→ **Was verlangt wird**
Schreib aus dem Text über Olivenöl weiter unten alles von „Eine hohe Aufnahme“ bis hinunter zu „wie Olivenöl hervorzurufen.“ Wort für Wort heraus.

→ **Gegebener Text**
--------

Eine hohe Aufnahme an Ölsäure per se kann nicht alle herzschützenden Eigenschaften des Olivenöls erklären, da sich ein hoher Gehalt an Ölsäure auch in tierischen Lebensmitteln wie Schweinefleisch findet. Hinzu kommt, dass viele der am häufigsten verwendeten Nahrungsfette, zum Beispiel Sonnenblumenöl, zwar einen hohen Gehalt an Ölsäure aufweisen, dass dieser jedoch nicht ausreicht, um die gleichen gesundheitsförderlichen Effekte wie Olivenöl hervorzurufen.

--------

→ **Informationen**

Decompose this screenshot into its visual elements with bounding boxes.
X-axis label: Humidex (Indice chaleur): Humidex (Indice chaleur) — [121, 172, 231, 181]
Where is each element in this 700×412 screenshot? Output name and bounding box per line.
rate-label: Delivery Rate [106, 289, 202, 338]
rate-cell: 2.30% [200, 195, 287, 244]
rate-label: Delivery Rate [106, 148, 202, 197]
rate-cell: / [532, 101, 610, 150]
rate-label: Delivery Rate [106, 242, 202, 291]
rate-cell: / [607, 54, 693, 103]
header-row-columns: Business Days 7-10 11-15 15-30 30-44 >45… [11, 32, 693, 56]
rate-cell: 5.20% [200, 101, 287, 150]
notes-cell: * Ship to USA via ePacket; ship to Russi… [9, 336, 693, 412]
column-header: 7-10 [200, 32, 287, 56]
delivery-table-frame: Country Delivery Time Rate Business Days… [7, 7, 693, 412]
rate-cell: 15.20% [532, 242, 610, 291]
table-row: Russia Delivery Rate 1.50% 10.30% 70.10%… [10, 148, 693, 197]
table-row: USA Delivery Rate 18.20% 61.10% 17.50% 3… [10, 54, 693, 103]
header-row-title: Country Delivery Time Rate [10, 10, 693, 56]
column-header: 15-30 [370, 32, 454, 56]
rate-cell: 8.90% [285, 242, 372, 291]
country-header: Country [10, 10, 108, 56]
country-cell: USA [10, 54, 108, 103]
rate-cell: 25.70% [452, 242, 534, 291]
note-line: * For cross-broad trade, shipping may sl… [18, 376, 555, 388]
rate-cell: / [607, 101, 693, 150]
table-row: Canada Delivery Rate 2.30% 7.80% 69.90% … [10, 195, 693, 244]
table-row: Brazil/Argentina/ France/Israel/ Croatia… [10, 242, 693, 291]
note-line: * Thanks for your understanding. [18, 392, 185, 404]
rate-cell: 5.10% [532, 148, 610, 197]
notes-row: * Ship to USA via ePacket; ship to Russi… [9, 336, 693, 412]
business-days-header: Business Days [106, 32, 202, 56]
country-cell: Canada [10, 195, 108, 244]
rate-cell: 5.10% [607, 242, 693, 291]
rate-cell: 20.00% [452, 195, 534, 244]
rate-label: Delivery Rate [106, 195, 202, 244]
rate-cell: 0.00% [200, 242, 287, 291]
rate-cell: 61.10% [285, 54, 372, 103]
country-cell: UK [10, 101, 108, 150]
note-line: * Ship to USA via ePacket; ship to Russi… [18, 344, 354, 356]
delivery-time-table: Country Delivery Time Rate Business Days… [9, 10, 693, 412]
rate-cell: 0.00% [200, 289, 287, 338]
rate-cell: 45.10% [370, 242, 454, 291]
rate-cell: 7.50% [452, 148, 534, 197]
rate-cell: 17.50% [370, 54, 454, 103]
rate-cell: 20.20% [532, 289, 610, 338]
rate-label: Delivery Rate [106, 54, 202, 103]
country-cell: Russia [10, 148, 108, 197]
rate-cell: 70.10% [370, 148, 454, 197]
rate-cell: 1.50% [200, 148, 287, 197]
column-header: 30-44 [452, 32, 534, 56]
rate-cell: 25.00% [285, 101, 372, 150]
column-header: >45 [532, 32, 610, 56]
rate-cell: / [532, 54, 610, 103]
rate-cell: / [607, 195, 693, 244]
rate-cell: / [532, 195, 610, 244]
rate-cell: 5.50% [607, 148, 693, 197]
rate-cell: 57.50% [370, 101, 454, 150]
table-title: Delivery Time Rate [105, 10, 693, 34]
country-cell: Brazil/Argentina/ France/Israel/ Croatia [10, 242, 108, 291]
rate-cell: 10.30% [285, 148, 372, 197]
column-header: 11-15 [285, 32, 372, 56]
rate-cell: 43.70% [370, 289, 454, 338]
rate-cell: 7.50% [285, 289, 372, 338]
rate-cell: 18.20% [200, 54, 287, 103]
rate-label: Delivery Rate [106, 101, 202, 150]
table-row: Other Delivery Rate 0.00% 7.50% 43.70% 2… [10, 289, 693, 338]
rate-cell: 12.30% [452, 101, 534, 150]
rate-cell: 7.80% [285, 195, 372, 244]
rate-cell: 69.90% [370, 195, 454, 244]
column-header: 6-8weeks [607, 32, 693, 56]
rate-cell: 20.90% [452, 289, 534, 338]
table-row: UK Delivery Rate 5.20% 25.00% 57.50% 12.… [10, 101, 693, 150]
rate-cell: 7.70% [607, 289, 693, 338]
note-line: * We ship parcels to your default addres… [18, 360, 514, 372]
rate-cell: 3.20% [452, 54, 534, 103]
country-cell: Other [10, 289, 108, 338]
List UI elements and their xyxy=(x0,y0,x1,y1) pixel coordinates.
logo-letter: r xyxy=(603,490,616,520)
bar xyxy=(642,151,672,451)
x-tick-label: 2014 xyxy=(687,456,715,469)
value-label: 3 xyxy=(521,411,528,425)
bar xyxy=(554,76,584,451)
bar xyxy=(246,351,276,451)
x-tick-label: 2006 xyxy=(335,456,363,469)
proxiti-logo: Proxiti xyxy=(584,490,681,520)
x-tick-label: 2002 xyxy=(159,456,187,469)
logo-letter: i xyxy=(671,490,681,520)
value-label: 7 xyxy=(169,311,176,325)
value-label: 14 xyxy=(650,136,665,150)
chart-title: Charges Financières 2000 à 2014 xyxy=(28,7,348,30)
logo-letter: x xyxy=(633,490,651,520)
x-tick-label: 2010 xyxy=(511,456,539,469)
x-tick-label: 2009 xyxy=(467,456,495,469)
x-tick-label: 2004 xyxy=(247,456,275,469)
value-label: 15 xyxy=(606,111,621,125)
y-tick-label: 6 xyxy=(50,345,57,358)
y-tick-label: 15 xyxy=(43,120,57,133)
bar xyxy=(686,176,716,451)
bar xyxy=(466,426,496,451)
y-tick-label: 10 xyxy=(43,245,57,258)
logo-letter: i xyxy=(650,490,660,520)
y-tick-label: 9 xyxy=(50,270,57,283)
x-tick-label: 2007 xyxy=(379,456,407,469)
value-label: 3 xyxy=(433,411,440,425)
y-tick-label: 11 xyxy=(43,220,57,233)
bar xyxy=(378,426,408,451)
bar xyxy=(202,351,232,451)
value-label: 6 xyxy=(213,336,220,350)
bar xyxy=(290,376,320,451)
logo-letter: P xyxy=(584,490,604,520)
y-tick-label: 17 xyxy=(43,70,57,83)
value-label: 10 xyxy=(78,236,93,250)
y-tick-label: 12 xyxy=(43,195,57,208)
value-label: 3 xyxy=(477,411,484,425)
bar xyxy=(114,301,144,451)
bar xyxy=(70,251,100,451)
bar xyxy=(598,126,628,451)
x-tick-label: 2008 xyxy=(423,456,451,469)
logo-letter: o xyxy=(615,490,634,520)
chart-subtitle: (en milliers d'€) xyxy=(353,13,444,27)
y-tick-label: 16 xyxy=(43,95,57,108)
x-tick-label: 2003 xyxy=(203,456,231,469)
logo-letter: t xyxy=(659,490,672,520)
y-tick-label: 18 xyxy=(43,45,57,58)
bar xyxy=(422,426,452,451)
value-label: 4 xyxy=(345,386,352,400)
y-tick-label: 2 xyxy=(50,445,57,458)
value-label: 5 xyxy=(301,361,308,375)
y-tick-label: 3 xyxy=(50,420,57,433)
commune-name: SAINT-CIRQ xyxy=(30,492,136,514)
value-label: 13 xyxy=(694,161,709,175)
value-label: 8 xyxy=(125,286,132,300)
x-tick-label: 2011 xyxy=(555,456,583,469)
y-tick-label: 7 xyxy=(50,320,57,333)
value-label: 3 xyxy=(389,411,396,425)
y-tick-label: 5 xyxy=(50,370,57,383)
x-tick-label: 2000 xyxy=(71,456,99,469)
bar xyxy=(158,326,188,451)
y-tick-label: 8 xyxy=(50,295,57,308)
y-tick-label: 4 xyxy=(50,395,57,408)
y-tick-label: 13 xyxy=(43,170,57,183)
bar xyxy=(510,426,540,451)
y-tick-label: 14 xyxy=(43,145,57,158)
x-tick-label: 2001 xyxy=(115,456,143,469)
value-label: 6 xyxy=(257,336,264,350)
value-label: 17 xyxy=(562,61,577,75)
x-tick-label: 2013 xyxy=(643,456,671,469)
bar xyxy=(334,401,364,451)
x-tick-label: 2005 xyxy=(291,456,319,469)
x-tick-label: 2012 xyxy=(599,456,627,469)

--------

→ **Die Antwort**
Eine hohe Aufnahme an Ölsäure per se kann nicht alle herzschützenden Eigenschaften des Olivenöls erklären, da sich ein hoher Gehalt an Ölsäure auch in tierischen Lebensmitteln wie Schweinefleisch findet. Hinzu kommt, dass viele der am häufigsten verwendeten Nahrungsfette, zum Beispiel Sonnenblumenöl, zwar einen hohen Gehalt an Ölsäure aufweisen, dass dieser jedoch nicht ausreicht, um die gleichen gesundheitsförderlichen Effekte wie Olivenöl hervorzurufen.